[Problem requirements]
Can you transcribe the data exactly? Leave the pictures out.

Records
- - - - - - -

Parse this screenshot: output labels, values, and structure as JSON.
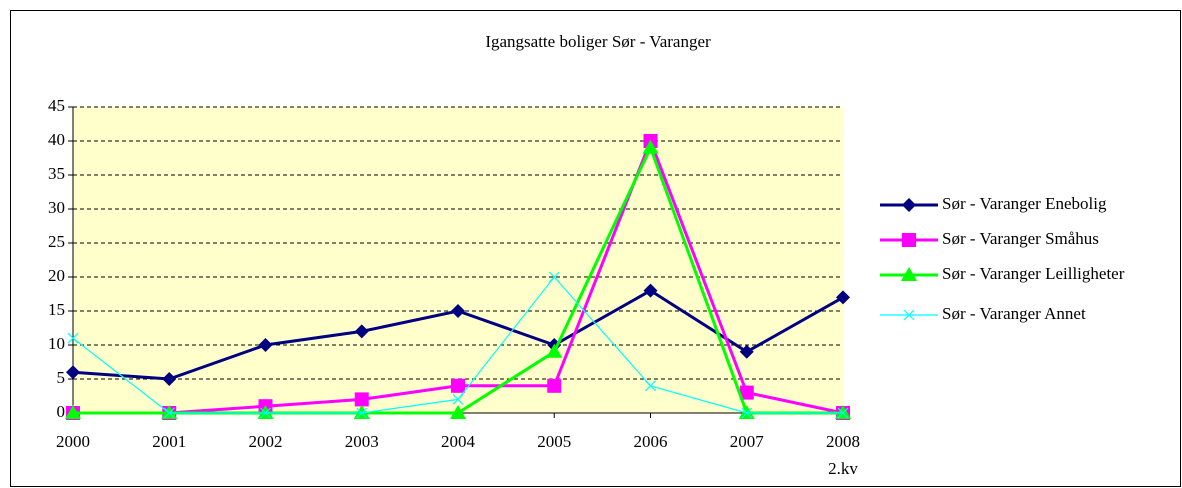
{
  "chart_data": {
    "type": "line",
    "title": "Igangsatte boliger Sør - Varanger",
    "categories": [
      "2000",
      "2001",
      "2002",
      "2003",
      "2004",
      "2005",
      "2006",
      "2007",
      "2008\n2.kv"
    ],
    "series": [
      {
        "name": "Sør - Varanger Enebolig",
        "color": "#000080",
        "marker": "diamond",
        "values": [
          6,
          5,
          10,
          12,
          15,
          10,
          18,
          9,
          17
        ]
      },
      {
        "name": "Sør - Varanger Småhus",
        "color": "#FF00FF",
        "marker": "square",
        "values": [
          0,
          0,
          1,
          2,
          4,
          4,
          40,
          3,
          0
        ]
      },
      {
        "name": "Sør - Varanger Leilligheter",
        "color": "#00FF00",
        "marker": "triangle",
        "values": [
          0,
          0,
          0,
          0,
          0,
          9,
          39,
          0,
          0
        ]
      },
      {
        "name": "Sør - Varanger Annet",
        "color": "#00FFFF",
        "marker": "x",
        "values": [
          11,
          0,
          0,
          0,
          2,
          20,
          4,
          0,
          0
        ]
      }
    ],
    "ylim": [
      0,
      45
    ],
    "yticks": [
      0,
      5,
      10,
      15,
      20,
      25,
      30,
      35,
      40,
      45
    ],
    "grid": true,
    "legend": "right"
  }
}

- - - - - - -

[Exercise result]
Parse this screenshot: output labels, values, and structure as JSON.
{
  "chart_data": {
    "type": "line",
    "title": "Igangsatte boliger Sør - Varanger",
    "categories": [
      "2000",
      "2001",
      "2002",
      "2003",
      "2004",
      "2005",
      "2006",
      "2007",
      "2008\n2.kv"
    ],
    "series": [
      {
        "name": "Sør - Varanger Enebolig",
        "color": "#000080",
        "marker": "diamond",
        "values": [
          6,
          5,
          10,
          12,
          15,
          10,
          18,
          9,
          17
        ]
      },
      {
        "name": "Sør - Varanger Småhus",
        "color": "#FF00FF",
        "marker": "square",
        "values": [
          0,
          0,
          1,
          2,
          4,
          4,
          40,
          3,
          0
        ]
      },
      {
        "name": "Sør - Varanger Leilligheter",
        "color": "#00FF00",
        "marker": "triangle",
        "values": [
          0,
          0,
          0,
          0,
          0,
          9,
          39,
          0,
          0
        ]
      },
      {
        "name": "Sør - Varanger Annet",
        "color": "#00FFFF",
        "marker": "x",
        "values": [
          11,
          0,
          0,
          0,
          2,
          20,
          4,
          0,
          0
        ]
      }
    ],
    "ylim": [
      0,
      45
    ],
    "yticks": [
      0,
      5,
      10,
      15,
      20,
      25,
      30,
      35,
      40,
      45
    ],
    "grid": true,
    "legend": "right"
  }
}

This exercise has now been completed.